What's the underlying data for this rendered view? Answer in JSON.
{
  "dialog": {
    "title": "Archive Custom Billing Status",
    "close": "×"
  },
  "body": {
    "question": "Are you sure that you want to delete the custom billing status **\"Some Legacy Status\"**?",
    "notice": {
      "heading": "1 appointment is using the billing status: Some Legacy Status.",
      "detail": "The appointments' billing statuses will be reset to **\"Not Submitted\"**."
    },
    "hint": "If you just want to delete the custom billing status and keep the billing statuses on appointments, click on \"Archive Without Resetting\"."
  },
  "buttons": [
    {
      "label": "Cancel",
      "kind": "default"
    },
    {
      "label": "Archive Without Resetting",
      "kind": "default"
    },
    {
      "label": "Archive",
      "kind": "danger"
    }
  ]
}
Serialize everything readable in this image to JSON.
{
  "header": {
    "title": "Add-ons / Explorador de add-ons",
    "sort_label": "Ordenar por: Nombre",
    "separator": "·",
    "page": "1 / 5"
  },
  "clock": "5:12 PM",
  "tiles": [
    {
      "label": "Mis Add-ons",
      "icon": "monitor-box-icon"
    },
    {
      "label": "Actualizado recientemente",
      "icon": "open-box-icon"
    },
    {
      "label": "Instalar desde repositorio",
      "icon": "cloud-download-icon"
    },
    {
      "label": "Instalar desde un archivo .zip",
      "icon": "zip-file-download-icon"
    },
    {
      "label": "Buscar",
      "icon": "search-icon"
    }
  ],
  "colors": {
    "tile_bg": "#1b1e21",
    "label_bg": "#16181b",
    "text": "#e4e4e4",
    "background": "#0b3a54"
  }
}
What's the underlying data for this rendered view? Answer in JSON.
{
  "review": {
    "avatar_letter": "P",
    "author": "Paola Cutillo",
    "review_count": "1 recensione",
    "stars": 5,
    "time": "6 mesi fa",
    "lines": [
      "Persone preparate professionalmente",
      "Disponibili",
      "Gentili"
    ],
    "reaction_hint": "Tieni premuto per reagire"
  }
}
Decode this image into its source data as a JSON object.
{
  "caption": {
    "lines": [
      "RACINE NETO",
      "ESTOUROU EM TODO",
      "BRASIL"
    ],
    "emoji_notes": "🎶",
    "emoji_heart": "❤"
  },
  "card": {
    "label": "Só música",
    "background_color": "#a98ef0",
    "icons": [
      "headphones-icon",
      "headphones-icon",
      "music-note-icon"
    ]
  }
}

══════════════════════════════

> _Task directions_
Return the entries in full, keeping every line exactly as it is.

> _Solution to this exercise_
What's the underlying data for this rendered view? Answer in JSON.
{
  "dialog": {
    "title": "Archive Custom Billing Status",
    "close": "×"
  },
  "body": {
    "question": "Are you sure that you want to delete the custom billing status **\"Some Legacy Status\"**?",
    "notice": {
      "heading": "1 appointment is using the billing status: Some Legacy Status.",
      "detail": "The appointments' billing statuses will be reset to **\"Not Submitted\"**."
    },
    "hint": "If you just want to delete the custom billing status and keep the billing statuses on appointments, click on \"Archive Without Resetting\"."
  },
  "buttons": [
    {
      "label": "Cancel",
      "kind": "default"
    },
    {
      "label": "Archive Without Resetting",
      "kind": "default"
    },
    {
      "label": "Archive",
      "kind": "danger"
    }
  ]
}
Serialize everything readable in this image to JSON.
{
  "header": {
    "title": "Add-ons / Explorador de add-ons",
    "sort_label": "Ordenar por: Nombre",
    "separator": "·",
    "page": "1 / 5"
  },
  "clock": "5:12 PM",
  "tiles": [
    {
      "label": "Mis Add-ons",
      "icon": "monitor-box-icon"
    },
    {
      "label": "Actualizado recientemente",
      "icon": "open-box-icon"
    },
    {
      "label": "Instalar desde repositorio",
      "icon": "cloud-download-icon"
    },
    {
      "label": "Instalar desde un archivo .zip",
      "icon": "zip-file-download-icon"
    },
    {
      "label": "Buscar",
      "icon": "search-icon"
    }
  ],
  "colors": {
    "tile_bg": "#1b1e21",
    "label_bg": "#16181b",
    "text": "#e4e4e4",
    "background": "#0b3a54"
  }
}
What's the underlying data for this rendered view? Answer in JSON.
{
  "review": {
    "avatar_letter": "P",
    "author": "Paola Cutillo",
    "review_count": "1 recensione",
    "stars": 5,
    "time": "6 mesi fa",
    "lines": [
      "Persone preparate professionalmente",
      "Disponibili",
      "Gentili"
    ],
    "reaction_hint": "Tieni premuto per reagire"
  }
}
Decode this image into its source data as a JSON object.
{
  "caption": {
    "lines": [
      "RACINE NETO",
      "ESTOUROU EM TODO",
      "BRASIL"
    ],
    "emoji_notes": "🎶",
    "emoji_heart": "❤"
  },
  "card": {
    "label": "Só música",
    "background_color": "#a98ef0",
    "icons": [
      "headphones-icon",
      "headphones-icon",
      "music-note-icon"
    ]
  }
}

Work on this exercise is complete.